- **Task description**
Look below. Copy each line that has "JSON" in it.

- **Exercise data**
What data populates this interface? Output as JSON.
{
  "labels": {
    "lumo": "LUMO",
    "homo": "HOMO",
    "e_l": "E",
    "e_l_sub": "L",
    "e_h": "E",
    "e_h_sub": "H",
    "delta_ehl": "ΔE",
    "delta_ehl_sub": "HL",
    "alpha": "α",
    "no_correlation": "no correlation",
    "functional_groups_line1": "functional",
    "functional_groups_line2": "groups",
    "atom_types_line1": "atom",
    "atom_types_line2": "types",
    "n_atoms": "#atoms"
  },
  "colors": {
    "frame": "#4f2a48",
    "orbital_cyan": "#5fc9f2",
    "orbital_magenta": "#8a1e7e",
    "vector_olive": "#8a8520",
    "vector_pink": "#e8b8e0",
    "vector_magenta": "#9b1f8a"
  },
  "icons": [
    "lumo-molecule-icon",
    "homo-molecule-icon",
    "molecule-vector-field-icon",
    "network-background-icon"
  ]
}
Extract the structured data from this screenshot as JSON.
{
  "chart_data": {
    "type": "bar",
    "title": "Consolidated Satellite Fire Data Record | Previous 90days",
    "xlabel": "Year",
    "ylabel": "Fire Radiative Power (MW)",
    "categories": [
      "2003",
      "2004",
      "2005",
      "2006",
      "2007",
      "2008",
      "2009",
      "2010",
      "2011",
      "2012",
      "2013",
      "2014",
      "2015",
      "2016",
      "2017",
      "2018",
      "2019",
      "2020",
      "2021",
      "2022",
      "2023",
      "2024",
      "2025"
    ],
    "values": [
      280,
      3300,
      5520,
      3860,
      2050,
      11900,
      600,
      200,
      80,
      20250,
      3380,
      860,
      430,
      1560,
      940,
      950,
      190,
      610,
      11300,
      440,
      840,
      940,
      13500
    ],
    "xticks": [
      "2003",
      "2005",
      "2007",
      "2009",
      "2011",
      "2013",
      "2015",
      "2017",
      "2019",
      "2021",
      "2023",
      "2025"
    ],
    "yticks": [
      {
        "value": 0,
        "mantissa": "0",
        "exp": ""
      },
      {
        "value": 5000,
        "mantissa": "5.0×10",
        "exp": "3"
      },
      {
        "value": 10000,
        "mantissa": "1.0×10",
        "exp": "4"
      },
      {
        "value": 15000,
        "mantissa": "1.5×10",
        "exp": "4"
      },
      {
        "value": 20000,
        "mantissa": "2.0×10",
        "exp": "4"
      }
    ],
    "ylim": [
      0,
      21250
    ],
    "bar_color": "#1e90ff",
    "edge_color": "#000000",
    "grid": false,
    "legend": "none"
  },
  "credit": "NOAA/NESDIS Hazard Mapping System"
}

...

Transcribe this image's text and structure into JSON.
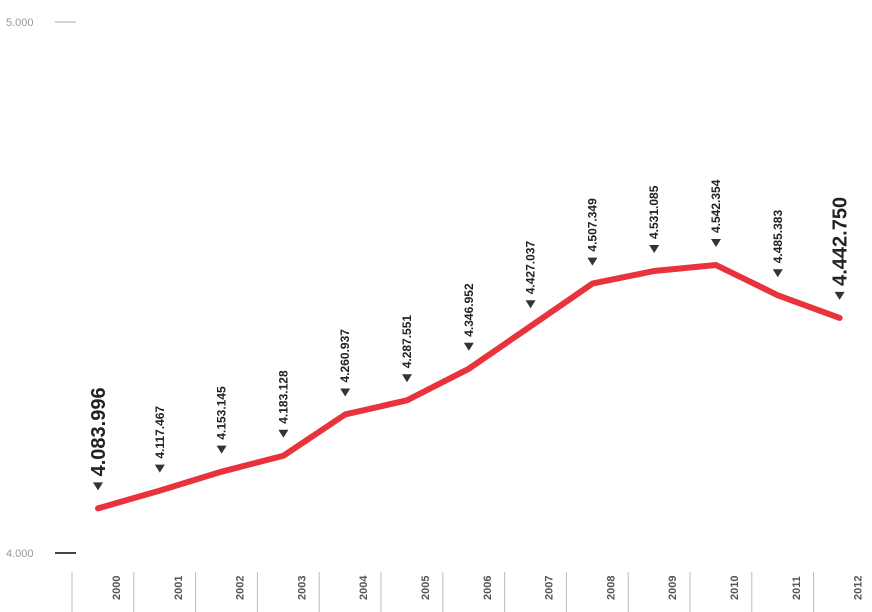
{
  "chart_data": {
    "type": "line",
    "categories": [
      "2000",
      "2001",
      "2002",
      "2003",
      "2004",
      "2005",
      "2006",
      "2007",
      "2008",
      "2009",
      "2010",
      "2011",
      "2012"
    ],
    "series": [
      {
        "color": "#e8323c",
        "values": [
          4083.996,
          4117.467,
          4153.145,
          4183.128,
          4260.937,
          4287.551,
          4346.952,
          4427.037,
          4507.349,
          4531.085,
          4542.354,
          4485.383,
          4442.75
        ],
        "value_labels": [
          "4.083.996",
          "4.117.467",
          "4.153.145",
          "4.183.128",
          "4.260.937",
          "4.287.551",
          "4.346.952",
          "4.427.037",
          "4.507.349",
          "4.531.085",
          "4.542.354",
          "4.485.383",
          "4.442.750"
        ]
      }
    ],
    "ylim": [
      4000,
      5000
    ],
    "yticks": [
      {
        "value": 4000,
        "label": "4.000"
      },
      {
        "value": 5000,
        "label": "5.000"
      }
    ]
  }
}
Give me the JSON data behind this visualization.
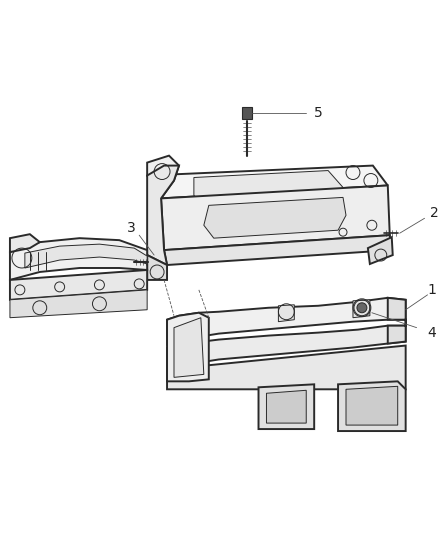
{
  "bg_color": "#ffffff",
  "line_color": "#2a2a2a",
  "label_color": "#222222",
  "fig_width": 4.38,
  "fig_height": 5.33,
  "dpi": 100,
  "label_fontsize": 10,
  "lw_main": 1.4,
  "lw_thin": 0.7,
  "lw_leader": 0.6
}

- **Exercise output**
What data populates this interface? Output as JSON.
Extract the structured data from this screenshot as JSON.
Transcribe this image's text and structure into JSON.
Give me the JSON data behind this visualization.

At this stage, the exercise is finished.